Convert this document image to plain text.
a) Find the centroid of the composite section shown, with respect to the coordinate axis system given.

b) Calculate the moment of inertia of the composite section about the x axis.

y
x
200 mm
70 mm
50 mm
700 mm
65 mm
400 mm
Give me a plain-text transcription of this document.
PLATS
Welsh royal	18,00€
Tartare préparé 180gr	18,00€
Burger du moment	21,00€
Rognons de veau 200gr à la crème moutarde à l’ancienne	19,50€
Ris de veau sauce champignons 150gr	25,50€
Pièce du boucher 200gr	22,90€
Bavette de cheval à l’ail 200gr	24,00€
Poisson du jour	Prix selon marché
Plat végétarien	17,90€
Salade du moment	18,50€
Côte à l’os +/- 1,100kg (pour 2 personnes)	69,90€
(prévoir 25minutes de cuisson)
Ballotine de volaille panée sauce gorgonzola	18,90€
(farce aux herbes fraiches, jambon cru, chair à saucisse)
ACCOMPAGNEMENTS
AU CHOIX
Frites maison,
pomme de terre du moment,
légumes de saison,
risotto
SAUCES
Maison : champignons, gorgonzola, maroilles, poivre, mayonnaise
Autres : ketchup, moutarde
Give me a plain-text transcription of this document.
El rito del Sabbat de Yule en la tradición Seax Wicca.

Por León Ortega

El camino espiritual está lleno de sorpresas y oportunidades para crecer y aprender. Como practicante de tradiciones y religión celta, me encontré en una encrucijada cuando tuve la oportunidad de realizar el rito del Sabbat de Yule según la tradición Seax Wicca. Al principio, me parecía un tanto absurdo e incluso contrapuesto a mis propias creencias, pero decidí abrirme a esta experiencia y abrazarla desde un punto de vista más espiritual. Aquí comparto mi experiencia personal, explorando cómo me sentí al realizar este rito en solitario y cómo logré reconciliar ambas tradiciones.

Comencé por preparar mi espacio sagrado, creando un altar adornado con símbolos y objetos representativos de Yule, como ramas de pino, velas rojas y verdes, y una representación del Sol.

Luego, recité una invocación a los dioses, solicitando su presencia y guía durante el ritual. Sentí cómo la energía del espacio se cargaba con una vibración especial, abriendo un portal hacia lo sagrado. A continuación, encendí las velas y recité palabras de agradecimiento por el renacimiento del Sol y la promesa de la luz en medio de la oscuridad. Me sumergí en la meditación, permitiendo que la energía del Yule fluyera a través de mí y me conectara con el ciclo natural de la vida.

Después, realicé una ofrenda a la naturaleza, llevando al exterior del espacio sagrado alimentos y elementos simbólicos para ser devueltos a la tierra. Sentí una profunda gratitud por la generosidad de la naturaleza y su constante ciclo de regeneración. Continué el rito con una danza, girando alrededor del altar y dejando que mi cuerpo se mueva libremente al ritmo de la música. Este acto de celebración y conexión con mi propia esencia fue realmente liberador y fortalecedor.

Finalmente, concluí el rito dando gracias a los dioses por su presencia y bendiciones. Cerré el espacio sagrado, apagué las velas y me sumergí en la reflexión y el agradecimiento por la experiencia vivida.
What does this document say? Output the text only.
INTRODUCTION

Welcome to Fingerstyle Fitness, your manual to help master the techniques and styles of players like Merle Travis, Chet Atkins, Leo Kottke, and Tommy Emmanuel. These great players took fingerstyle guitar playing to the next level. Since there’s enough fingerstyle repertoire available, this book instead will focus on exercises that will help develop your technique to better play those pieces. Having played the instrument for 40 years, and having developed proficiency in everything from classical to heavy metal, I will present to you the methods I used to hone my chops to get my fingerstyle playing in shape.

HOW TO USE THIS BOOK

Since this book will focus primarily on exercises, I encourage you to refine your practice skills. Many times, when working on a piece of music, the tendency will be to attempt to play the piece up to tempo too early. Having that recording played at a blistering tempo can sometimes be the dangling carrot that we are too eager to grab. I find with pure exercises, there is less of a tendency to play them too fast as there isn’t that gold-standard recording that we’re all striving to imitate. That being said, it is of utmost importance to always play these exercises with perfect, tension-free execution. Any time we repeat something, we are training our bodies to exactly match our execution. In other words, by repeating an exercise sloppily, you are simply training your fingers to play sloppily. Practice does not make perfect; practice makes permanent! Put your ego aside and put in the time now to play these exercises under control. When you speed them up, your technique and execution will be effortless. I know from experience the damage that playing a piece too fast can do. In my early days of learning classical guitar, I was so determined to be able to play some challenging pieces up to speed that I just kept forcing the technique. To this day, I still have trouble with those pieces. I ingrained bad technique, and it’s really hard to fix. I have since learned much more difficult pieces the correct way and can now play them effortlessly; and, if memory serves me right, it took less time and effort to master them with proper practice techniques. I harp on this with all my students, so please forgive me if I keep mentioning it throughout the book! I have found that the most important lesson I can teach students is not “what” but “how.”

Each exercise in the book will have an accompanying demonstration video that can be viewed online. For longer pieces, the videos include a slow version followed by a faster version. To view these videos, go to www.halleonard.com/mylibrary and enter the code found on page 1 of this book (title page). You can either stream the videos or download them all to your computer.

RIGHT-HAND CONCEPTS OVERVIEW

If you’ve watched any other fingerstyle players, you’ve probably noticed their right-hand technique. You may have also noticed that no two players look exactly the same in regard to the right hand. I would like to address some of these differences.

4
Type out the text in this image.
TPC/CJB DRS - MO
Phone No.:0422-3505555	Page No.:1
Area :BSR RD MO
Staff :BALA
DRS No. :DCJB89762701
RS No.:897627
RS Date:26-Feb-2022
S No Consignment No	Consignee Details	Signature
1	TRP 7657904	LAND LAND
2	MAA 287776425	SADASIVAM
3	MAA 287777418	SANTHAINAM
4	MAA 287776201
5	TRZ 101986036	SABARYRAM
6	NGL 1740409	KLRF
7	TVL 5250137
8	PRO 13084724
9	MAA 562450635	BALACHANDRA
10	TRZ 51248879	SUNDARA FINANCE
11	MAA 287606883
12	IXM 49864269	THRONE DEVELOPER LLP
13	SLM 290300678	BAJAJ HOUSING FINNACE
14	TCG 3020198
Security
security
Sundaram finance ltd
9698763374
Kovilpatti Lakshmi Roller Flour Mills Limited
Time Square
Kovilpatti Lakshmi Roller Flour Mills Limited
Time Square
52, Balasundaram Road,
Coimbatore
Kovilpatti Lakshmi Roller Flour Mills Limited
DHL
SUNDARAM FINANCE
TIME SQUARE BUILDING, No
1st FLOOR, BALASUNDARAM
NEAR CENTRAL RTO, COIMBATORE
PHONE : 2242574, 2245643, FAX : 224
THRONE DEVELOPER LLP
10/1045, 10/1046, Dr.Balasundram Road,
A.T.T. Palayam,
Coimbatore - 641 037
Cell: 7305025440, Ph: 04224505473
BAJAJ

__________

**Task brief:**
Select every line in the records above that contains the word "altar".

**Solution for this task:**
Comencé por preparar mi espacio sagrado, creando un altar adornado con símbolos y objetos representativos de Yule, como ramas de pino, velas rojas y verdes, y una representación del Sol.
Después, realicé una ofrenda a la naturaleza, llevando al exterior del espacio sagrado alimentos y elementos simbólicos para ser devueltos a la tierra. Sentí una profunda gratitud por la generosidad de la naturaleza y su constante ciclo de regeneración. Continué el rito con una danza, girando alrededor del altar y dejando que mi cuerpo se mueva libremente al ritmo de la música. Este acto de celebración y conexión con mi propia esencia fue realmente liberador y fortalecedor.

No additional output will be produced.